Stated task: Your task is to locate every line holding the string "their" and to copy each of them.

Material for the task:

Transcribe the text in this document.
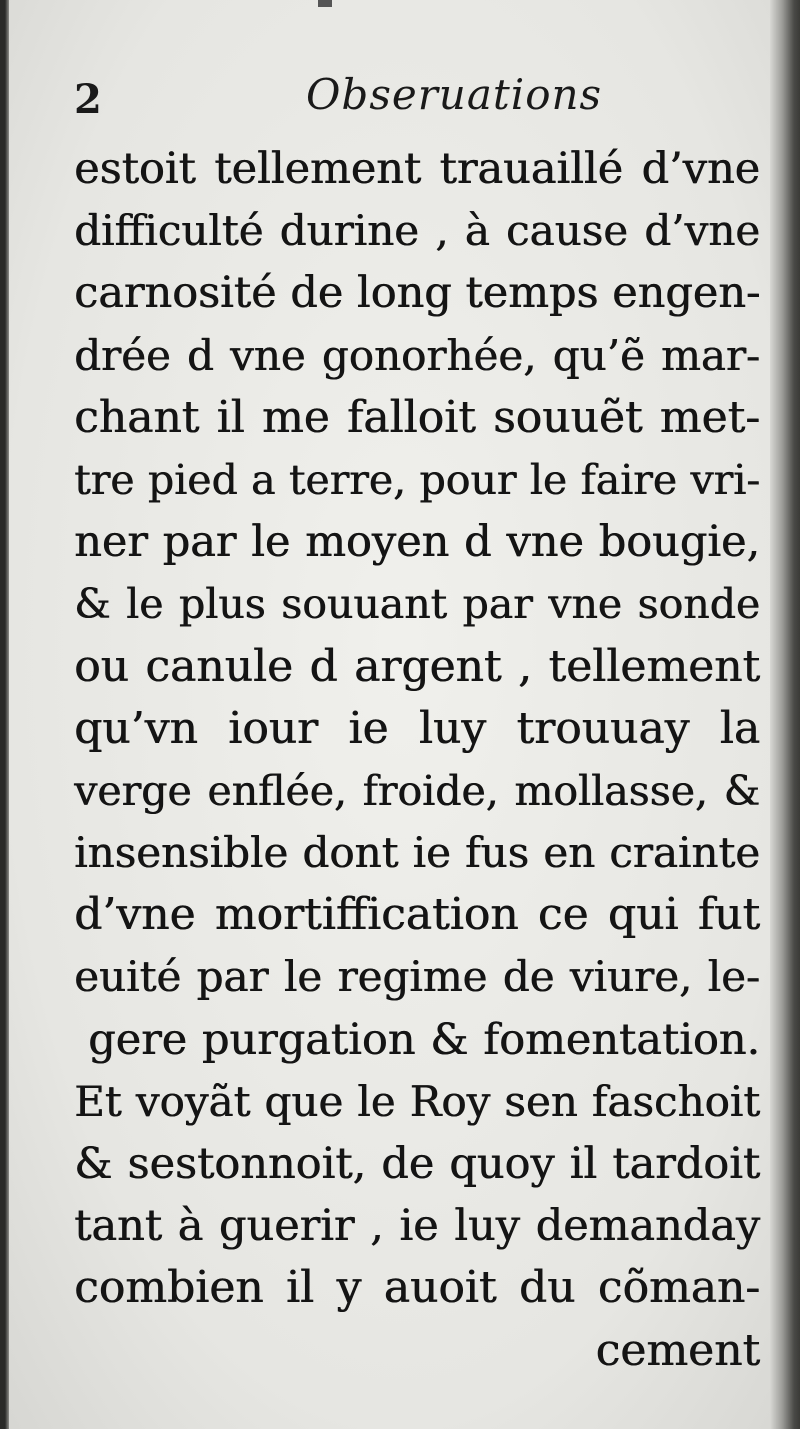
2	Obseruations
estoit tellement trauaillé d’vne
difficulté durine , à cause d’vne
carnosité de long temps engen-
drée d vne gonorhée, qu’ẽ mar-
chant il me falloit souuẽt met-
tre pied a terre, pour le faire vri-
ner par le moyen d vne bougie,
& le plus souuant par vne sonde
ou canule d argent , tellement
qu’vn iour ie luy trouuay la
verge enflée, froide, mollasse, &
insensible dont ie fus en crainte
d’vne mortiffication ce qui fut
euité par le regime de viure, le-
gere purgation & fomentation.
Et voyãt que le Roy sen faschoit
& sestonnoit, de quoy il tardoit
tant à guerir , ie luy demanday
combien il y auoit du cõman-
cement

...

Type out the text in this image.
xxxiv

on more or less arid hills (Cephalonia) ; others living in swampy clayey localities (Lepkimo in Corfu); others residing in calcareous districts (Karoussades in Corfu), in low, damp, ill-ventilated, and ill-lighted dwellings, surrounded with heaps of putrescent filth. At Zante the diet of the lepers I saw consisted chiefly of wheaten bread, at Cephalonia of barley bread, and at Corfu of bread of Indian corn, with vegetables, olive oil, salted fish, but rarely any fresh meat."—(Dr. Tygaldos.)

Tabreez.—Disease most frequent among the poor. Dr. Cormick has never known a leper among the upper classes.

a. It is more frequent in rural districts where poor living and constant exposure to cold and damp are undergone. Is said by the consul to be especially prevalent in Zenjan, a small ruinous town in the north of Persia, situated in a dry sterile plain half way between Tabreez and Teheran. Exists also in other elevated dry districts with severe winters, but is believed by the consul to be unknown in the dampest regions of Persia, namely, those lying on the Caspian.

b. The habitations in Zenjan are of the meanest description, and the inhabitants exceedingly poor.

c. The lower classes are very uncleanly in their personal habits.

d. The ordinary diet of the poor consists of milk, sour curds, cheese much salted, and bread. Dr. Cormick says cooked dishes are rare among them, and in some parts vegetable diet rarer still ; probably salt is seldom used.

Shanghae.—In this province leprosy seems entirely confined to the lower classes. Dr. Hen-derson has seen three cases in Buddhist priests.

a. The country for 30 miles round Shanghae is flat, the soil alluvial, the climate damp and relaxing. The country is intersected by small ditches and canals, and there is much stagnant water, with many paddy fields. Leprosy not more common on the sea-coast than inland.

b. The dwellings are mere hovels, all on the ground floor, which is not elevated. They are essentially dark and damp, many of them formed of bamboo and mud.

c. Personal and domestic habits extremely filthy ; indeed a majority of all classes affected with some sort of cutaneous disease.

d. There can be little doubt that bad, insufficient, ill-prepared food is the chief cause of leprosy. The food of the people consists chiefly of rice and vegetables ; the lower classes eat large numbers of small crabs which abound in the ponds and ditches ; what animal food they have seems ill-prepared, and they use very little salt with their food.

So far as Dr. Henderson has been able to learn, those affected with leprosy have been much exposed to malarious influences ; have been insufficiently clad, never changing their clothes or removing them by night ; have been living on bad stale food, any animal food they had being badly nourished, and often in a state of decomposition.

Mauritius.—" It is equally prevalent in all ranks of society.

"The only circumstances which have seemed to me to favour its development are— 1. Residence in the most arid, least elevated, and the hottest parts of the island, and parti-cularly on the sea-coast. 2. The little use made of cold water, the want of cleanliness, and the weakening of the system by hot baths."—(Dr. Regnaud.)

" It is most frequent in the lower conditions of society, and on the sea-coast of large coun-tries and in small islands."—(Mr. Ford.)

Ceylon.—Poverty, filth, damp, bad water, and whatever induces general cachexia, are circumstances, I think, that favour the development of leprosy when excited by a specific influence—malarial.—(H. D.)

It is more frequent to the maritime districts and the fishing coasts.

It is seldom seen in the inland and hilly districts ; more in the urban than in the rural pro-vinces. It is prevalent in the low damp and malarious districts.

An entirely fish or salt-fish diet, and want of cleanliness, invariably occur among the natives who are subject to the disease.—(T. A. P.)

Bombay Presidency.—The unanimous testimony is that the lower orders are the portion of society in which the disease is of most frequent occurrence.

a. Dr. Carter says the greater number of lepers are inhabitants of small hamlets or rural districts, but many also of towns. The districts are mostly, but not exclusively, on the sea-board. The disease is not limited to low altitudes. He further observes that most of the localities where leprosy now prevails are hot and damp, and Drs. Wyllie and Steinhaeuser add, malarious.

Final answer:
c. The lower classes are very uncleanly in their personal habits.
d. There can be little doubt that bad, insufficient, ill-prepared food is the chief cause of leprosy. The food of the people consists chiefly of rice and vegetables ; the lower classes eat large numbers of small crabs which abound in the ponds and ditches ; what animal food they have seems ill-prepared, and they use very little salt with their food.
So far as Dr. Henderson has been able to learn, those affected with leprosy have been much exposed to malarious influences ; have been insufficiently clad, never changing their clothes or removing them by night ; have been living on bad stale food, any animal food they had being badly nourished, and often in a state of decomposition.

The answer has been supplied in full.